[Records from a dataset]
- - -

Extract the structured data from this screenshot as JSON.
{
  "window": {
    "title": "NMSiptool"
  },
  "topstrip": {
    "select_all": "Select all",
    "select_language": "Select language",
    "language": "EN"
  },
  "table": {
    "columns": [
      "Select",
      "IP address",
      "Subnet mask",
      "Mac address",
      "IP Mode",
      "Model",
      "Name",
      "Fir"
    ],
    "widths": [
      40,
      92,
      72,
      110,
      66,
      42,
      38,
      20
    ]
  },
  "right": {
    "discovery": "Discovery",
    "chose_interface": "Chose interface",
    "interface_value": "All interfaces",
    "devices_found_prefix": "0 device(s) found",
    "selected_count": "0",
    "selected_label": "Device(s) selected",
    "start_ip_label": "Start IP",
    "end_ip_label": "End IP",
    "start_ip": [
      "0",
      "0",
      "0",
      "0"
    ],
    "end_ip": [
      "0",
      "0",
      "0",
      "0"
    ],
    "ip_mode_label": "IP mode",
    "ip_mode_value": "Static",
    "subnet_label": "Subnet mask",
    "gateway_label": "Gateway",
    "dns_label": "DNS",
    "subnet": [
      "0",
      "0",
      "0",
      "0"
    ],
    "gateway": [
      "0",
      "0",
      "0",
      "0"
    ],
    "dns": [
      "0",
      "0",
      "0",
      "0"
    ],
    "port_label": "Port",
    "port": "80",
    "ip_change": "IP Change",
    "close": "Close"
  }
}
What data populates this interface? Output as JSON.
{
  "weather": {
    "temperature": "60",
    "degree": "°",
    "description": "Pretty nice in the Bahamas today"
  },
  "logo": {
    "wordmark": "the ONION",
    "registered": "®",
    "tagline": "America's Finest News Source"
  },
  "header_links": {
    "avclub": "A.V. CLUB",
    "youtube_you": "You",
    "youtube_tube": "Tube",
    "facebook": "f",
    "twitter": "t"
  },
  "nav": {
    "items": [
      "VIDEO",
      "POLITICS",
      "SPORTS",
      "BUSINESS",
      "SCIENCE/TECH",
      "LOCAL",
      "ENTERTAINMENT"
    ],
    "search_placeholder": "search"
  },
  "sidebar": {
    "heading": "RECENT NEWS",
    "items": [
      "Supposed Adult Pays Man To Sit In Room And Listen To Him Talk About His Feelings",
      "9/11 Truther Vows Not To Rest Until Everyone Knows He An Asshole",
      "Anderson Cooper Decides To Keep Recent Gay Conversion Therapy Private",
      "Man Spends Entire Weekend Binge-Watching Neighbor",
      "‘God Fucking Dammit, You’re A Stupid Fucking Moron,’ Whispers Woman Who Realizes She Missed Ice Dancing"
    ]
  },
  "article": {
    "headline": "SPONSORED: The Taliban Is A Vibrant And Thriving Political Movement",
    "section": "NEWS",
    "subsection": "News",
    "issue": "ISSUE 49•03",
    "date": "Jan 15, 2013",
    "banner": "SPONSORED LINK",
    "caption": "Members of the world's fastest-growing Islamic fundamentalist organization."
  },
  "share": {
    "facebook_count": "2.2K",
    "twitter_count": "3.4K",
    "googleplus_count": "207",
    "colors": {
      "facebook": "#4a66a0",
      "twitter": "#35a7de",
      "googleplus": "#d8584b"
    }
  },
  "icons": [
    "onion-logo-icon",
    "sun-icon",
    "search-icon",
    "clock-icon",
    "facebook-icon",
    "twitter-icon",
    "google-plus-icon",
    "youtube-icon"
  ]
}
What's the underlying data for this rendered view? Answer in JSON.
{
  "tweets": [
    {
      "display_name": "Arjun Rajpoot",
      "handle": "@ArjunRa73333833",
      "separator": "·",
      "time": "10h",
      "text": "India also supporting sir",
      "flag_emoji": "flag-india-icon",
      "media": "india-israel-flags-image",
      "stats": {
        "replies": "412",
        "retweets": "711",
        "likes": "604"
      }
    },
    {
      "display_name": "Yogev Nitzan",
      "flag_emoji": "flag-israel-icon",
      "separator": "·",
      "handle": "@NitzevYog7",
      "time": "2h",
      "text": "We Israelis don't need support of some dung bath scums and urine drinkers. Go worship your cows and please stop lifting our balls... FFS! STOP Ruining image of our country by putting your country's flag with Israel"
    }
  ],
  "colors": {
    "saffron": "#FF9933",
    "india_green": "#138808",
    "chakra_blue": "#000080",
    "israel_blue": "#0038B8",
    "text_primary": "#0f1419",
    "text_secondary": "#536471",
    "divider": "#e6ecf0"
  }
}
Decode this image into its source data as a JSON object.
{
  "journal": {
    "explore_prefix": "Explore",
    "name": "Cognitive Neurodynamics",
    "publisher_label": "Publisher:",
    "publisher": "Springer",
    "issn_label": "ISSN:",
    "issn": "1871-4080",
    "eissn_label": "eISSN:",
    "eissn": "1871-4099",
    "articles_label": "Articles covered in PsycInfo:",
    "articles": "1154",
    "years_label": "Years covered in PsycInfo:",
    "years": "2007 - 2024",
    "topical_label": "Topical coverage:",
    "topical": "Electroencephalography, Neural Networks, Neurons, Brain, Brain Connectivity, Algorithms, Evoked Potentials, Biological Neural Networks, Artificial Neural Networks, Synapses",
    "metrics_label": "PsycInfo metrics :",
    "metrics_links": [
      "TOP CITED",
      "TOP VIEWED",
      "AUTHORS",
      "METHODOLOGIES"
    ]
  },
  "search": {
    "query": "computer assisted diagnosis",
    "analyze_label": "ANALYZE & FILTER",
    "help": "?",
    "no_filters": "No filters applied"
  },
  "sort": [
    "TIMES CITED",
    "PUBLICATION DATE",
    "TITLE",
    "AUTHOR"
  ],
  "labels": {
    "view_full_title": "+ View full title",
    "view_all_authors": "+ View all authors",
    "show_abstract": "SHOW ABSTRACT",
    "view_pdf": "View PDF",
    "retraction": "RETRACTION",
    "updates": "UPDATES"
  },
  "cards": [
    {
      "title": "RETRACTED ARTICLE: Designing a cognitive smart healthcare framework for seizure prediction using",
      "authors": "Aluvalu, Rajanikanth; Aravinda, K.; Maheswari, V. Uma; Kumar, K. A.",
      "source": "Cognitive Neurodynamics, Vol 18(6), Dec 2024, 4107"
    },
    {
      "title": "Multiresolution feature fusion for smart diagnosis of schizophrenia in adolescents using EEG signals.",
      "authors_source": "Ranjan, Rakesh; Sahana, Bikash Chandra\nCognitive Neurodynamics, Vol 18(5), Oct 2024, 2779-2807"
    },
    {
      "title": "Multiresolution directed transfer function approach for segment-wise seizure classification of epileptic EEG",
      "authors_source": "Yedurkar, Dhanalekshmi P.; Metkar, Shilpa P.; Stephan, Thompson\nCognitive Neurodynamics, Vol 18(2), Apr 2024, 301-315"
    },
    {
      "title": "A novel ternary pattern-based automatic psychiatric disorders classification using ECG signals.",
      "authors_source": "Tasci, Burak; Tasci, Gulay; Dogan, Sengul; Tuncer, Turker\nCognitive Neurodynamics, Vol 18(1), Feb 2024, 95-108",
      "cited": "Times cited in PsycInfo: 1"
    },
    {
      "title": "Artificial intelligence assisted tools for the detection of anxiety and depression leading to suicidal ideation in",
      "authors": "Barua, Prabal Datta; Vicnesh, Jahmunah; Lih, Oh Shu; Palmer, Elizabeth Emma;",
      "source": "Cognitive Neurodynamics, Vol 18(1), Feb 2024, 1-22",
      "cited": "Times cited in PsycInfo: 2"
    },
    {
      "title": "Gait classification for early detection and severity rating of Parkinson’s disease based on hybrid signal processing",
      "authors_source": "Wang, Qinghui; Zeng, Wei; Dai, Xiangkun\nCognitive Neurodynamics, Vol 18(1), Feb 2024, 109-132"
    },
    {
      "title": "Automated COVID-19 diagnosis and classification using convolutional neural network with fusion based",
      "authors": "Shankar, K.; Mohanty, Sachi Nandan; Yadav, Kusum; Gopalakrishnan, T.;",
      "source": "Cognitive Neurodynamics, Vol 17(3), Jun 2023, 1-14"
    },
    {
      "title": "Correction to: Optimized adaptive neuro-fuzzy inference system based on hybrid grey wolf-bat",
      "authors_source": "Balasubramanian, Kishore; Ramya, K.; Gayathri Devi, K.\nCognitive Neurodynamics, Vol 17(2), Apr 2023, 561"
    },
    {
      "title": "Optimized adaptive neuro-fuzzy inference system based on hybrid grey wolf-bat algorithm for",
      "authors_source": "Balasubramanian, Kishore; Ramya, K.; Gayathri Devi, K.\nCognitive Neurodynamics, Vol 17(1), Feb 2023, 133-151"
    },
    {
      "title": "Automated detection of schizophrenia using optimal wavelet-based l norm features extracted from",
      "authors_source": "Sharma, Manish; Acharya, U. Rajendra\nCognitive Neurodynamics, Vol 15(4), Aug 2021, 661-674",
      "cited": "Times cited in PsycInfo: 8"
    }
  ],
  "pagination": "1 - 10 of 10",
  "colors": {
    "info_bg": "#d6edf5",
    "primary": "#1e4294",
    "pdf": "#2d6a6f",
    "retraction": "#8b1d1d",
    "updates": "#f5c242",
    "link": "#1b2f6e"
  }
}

- - -

■ Instructions for the task
State the number of lines holding the word "fuzzy" in the listing. Add nothing else.

■ Written answer
2